Exercise goal: The entries are to be returned exactly, with images left out.

[start of Records for processing]

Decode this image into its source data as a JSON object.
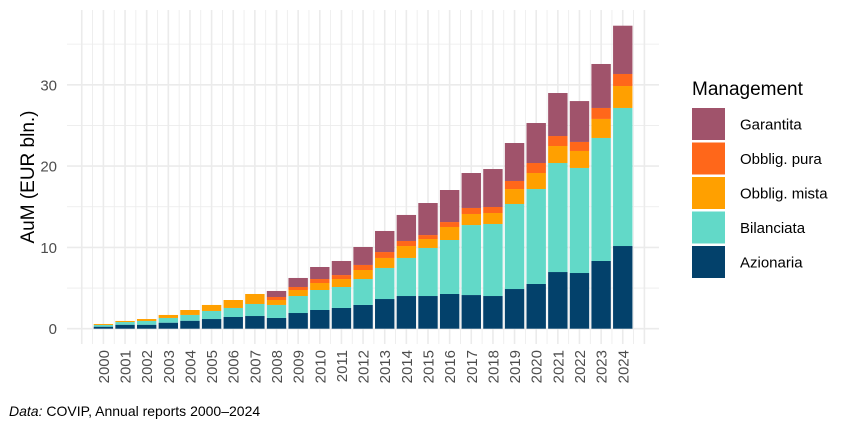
{
  "chart_data": {
    "type": "bar",
    "stacked": true,
    "title": "",
    "xlabel": "",
    "ylabel": "AuM (EUR bln.)",
    "ylim": [
      0,
      38
    ],
    "yticks": [
      0,
      10,
      20,
      30
    ],
    "ytick_labels": [
      "0",
      "10",
      "20",
      "30"
    ],
    "grid": true,
    "legend_position": "right",
    "legend_title": "Management",
    "categories": [
      "2000",
      "2001",
      "2002",
      "2003",
      "2004",
      "2005",
      "2006",
      "2007",
      "2008",
      "2009",
      "2010",
      "2011",
      "2012",
      "2013",
      "2014",
      "2015",
      "2016",
      "2017",
      "2018",
      "2019",
      "2020",
      "2021",
      "2022",
      "2023",
      "2024"
    ],
    "series": [
      {
        "name": "Azionaria",
        "color": "#03416b",
        "values": [
          0.25,
          0.49,
          0.49,
          0.74,
          0.98,
          1.19,
          1.44,
          1.56,
          1.32,
          1.93,
          2.3,
          2.55,
          2.92,
          3.65,
          4.02,
          4.02,
          4.27,
          4.14,
          4.02,
          4.88,
          5.5,
          6.97,
          6.85,
          8.33,
          10.17
        ]
      },
      {
        "name": "Bilanciata",
        "color": "#62d9c8",
        "values": [
          0.21,
          0.33,
          0.46,
          0.58,
          0.71,
          0.99,
          1.11,
          1.48,
          1.6,
          2.09,
          2.46,
          2.58,
          3.19,
          3.82,
          4.68,
          5.91,
          6.64,
          8.61,
          8.86,
          10.46,
          11.68,
          13.41,
          12.92,
          15.13,
          16.98
        ]
      },
      {
        "name": "Obblig. mista",
        "color": "#ffa000",
        "values": [
          0.12,
          0.13,
          0.24,
          0.37,
          0.61,
          0.74,
          0.98,
          1.23,
          0.61,
          0.74,
          0.86,
          0.98,
          1.11,
          1.23,
          1.47,
          1.1,
          1.6,
          1.36,
          1.35,
          1.84,
          1.97,
          2.09,
          2.09,
          2.34,
          2.7
        ]
      },
      {
        "name": "Obblig. pura",
        "color": "#ff671a",
        "values": [
          0,
          0,
          0,
          0,
          0,
          0,
          0,
          0,
          0.37,
          0.37,
          0.49,
          0.49,
          0.62,
          0.73,
          0.62,
          0.49,
          0.61,
          0.74,
          0.74,
          0.99,
          1.23,
          1.23,
          1.11,
          1.35,
          1.48
        ]
      },
      {
        "name": "Garantita",
        "color": "#a0536b",
        "values": [
          0,
          0,
          0,
          0,
          0,
          0,
          0,
          0,
          0.74,
          1.11,
          1.48,
          1.73,
          2.21,
          2.59,
          3.2,
          3.94,
          3.94,
          4.3,
          4.67,
          4.67,
          4.92,
          5.29,
          5.03,
          5.41,
          5.94
        ]
      }
    ],
    "legend_order": [
      "Garantita",
      "Obblig. pura",
      "Obblig. mista",
      "Bilanciata",
      "Azionaria"
    ]
  },
  "caption": {
    "label": "Data:",
    "text": " COVIP, Annual reports 2000–2024"
  }
}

[end of Records for processing]

Response:
Decode this image into its source data as a JSON object.
{
  "chart_data": {
    "type": "bar",
    "stacked": true,
    "title": "",
    "xlabel": "",
    "ylabel": "AuM (EUR bln.)",
    "ylim": [
      0,
      38
    ],
    "yticks": [
      0,
      10,
      20,
      30
    ],
    "ytick_labels": [
      "0",
      "10",
      "20",
      "30"
    ],
    "grid": true,
    "legend_position": "right",
    "legend_title": "Management",
    "categories": [
      "2000",
      "2001",
      "2002",
      "2003",
      "2004",
      "2005",
      "2006",
      "2007",
      "2008",
      "2009",
      "2010",
      "2011",
      "2012",
      "2013",
      "2014",
      "2015",
      "2016",
      "2017",
      "2018",
      "2019",
      "2020",
      "2021",
      "2022",
      "2023",
      "2024"
    ],
    "series": [
      {
        "name": "Azionaria",
        "color": "#03416b",
        "values": [
          0.25,
          0.49,
          0.49,
          0.74,
          0.98,
          1.19,
          1.44,
          1.56,
          1.32,
          1.93,
          2.3,
          2.55,
          2.92,
          3.65,
          4.02,
          4.02,
          4.27,
          4.14,
          4.02,
          4.88,
          5.5,
          6.97,
          6.85,
          8.33,
          10.17
        ]
      },
      {
        "name": "Bilanciata",
        "color": "#62d9c8",
        "values": [
          0.21,
          0.33,
          0.46,
          0.58,
          0.71,
          0.99,
          1.11,
          1.48,
          1.6,
          2.09,
          2.46,
          2.58,
          3.19,
          3.82,
          4.68,
          5.91,
          6.64,
          8.61,
          8.86,
          10.46,
          11.68,
          13.41,
          12.92,
          15.13,
          16.98
        ]
      },
      {
        "name": "Obblig. mista",
        "color": "#ffa000",
        "values": [
          0.12,
          0.13,
          0.24,
          0.37,
          0.61,
          0.74,
          0.98,
          1.23,
          0.61,
          0.74,
          0.86,
          0.98,
          1.11,
          1.23,
          1.47,
          1.1,
          1.6,
          1.36,
          1.35,
          1.84,
          1.97,
          2.09,
          2.09,
          2.34,
          2.7
        ]
      },
      {
        "name": "Obblig. pura",
        "color": "#ff671a",
        "values": [
          0,
          0,
          0,
          0,
          0,
          0,
          0,
          0,
          0.37,
          0.37,
          0.49,
          0.49,
          0.62,
          0.73,
          0.62,
          0.49,
          0.61,
          0.74,
          0.74,
          0.99,
          1.23,
          1.23,
          1.11,
          1.35,
          1.48
        ]
      },
      {
        "name": "Garantita",
        "color": "#a0536b",
        "values": [
          0,
          0,
          0,
          0,
          0,
          0,
          0,
          0,
          0.74,
          1.11,
          1.48,
          1.73,
          2.21,
          2.59,
          3.2,
          3.94,
          3.94,
          4.3,
          4.67,
          4.67,
          4.92,
          5.29,
          5.03,
          5.41,
          5.94
        ]
      }
    ],
    "legend_order": [
      "Garantita",
      "Obblig. pura",
      "Obblig. mista",
      "Bilanciata",
      "Azionaria"
    ]
  },
  "caption": {
    "label": "Data:",
    "text": " COVIP, Annual reports 2000–2024"
  }
}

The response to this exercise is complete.